━━━━━ DATA RECORDS ━━━━━
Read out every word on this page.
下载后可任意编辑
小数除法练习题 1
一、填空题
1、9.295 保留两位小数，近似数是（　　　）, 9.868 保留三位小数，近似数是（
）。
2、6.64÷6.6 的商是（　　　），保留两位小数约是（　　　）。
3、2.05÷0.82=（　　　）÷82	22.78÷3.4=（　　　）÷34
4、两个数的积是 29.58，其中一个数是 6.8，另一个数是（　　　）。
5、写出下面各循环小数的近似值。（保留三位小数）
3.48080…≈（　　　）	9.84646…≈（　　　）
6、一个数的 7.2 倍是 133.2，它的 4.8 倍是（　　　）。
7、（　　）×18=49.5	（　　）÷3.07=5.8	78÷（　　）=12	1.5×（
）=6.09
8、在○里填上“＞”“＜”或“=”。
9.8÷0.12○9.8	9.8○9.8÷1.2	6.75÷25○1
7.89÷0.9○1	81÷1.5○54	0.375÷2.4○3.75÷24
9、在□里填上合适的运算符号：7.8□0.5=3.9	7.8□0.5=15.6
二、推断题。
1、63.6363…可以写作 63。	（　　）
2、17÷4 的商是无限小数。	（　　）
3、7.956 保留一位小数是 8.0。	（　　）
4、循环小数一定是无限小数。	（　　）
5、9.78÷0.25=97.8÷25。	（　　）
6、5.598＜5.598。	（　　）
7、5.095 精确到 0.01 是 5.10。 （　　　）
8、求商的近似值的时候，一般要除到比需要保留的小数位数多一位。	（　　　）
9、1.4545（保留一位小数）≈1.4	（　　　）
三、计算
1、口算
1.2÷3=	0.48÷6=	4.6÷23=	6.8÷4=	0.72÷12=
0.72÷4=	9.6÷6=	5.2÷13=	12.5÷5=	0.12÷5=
━━━━━
━━━━━ DATA RECORDS ━━━━━
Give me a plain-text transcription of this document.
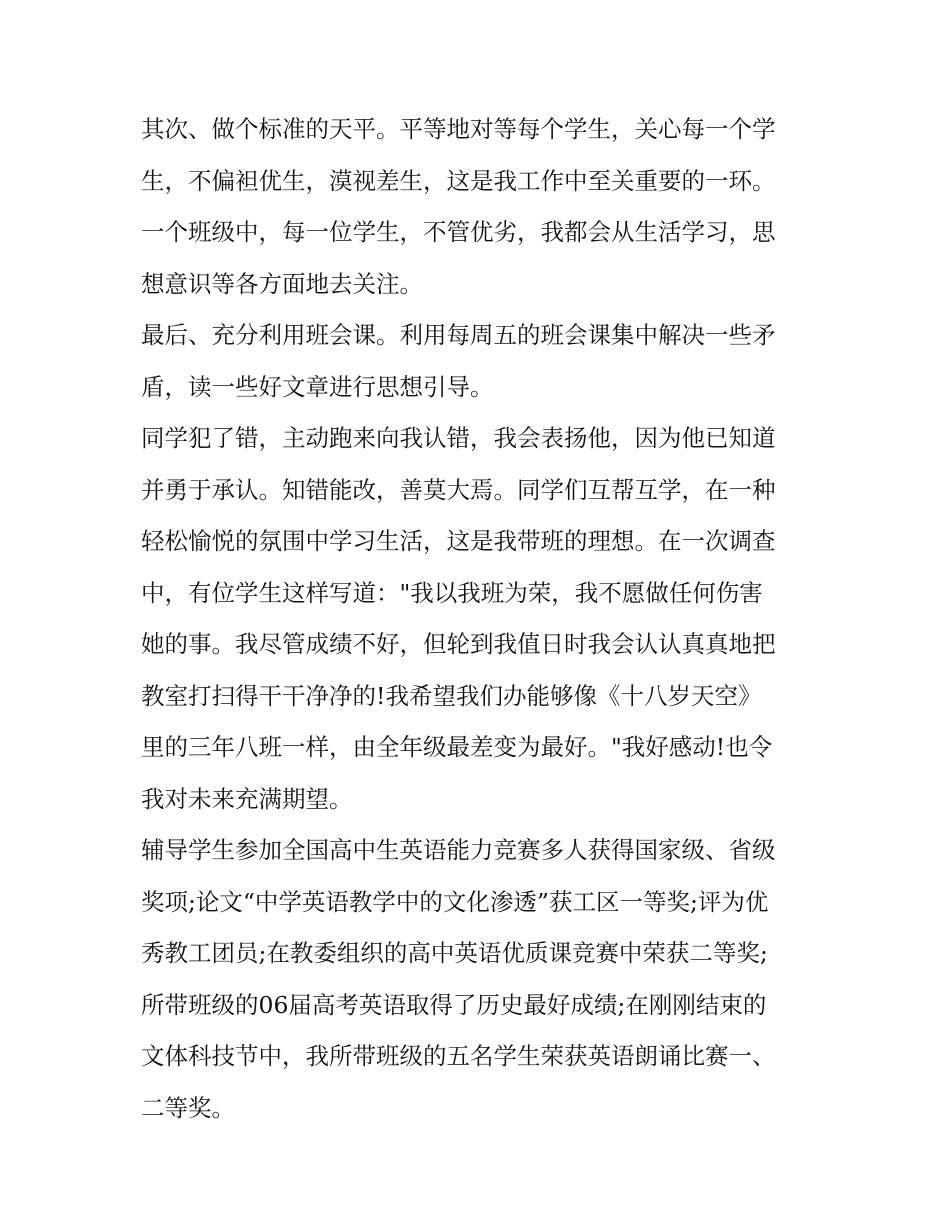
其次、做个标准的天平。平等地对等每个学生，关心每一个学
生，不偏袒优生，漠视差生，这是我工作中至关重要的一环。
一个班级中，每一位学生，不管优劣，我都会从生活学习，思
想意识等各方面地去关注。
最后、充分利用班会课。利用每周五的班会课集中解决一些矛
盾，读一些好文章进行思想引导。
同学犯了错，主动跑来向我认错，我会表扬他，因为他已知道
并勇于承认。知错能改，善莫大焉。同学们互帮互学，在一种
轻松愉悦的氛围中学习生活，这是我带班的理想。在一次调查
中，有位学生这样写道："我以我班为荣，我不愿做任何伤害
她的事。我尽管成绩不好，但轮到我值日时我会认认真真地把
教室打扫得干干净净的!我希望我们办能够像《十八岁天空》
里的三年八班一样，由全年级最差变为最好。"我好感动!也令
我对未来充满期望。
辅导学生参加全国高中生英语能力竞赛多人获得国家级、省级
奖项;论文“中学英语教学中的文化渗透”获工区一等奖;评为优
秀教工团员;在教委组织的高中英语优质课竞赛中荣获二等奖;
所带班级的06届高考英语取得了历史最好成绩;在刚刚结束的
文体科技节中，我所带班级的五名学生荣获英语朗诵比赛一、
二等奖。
━━━━━
━━━━━ DATA RECORDS ━━━━━
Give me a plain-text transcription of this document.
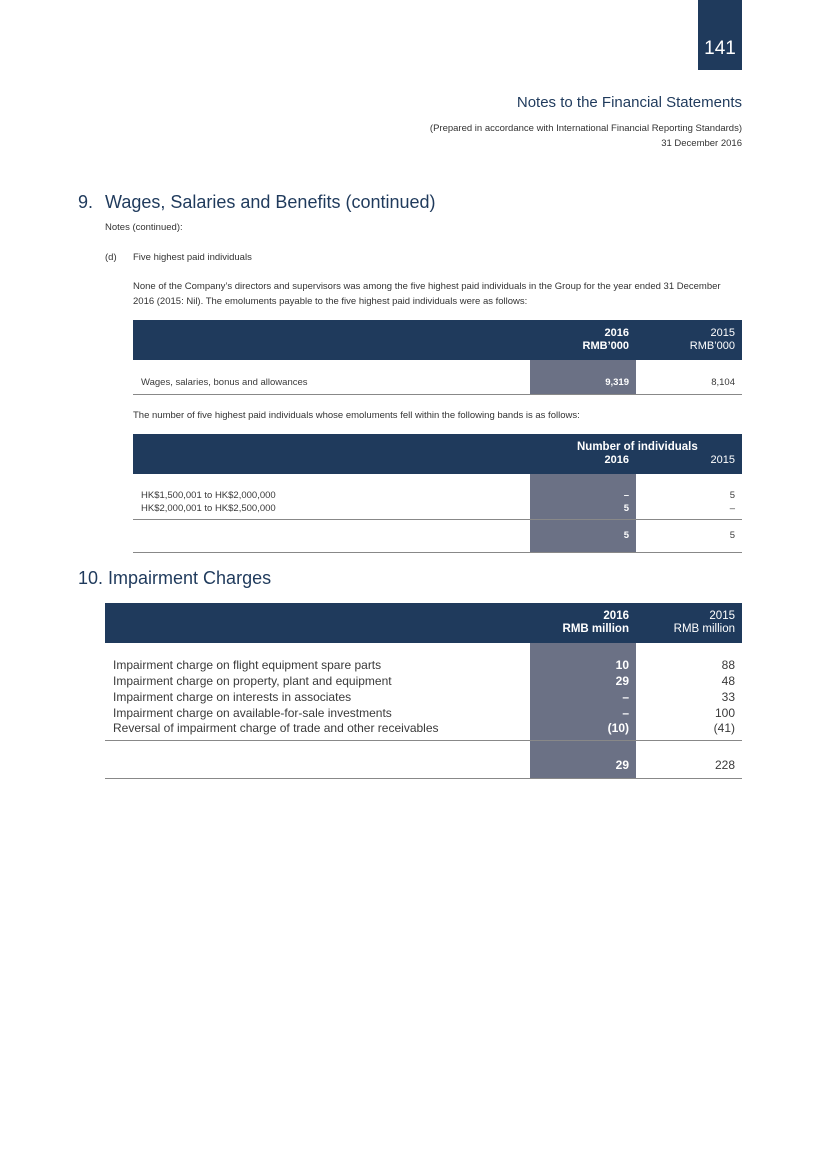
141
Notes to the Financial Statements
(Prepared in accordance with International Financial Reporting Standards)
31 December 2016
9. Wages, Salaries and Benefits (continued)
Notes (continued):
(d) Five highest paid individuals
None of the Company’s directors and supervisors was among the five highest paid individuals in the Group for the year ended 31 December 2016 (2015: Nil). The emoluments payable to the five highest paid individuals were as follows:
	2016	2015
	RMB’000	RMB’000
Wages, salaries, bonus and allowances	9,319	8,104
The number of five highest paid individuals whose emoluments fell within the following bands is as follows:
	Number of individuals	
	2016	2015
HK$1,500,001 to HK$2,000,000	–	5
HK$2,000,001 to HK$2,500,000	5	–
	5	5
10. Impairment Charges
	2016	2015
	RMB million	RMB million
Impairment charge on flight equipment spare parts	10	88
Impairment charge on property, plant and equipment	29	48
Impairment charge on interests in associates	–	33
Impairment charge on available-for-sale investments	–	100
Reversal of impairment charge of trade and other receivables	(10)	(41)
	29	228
━━━━━
> [REQUIREMENT]
In the material above, find the lines that contain "follows" and show them.

> [RESPONSE]
None of the Company’s directors and supervisors was among the five highest paid individuals in the Group for the year ended 31 December 2016 (2015: Nil). The emoluments payable to the five highest paid individuals were as follows:
The number of five highest paid individuals whose emoluments fell within the following bands is as follows:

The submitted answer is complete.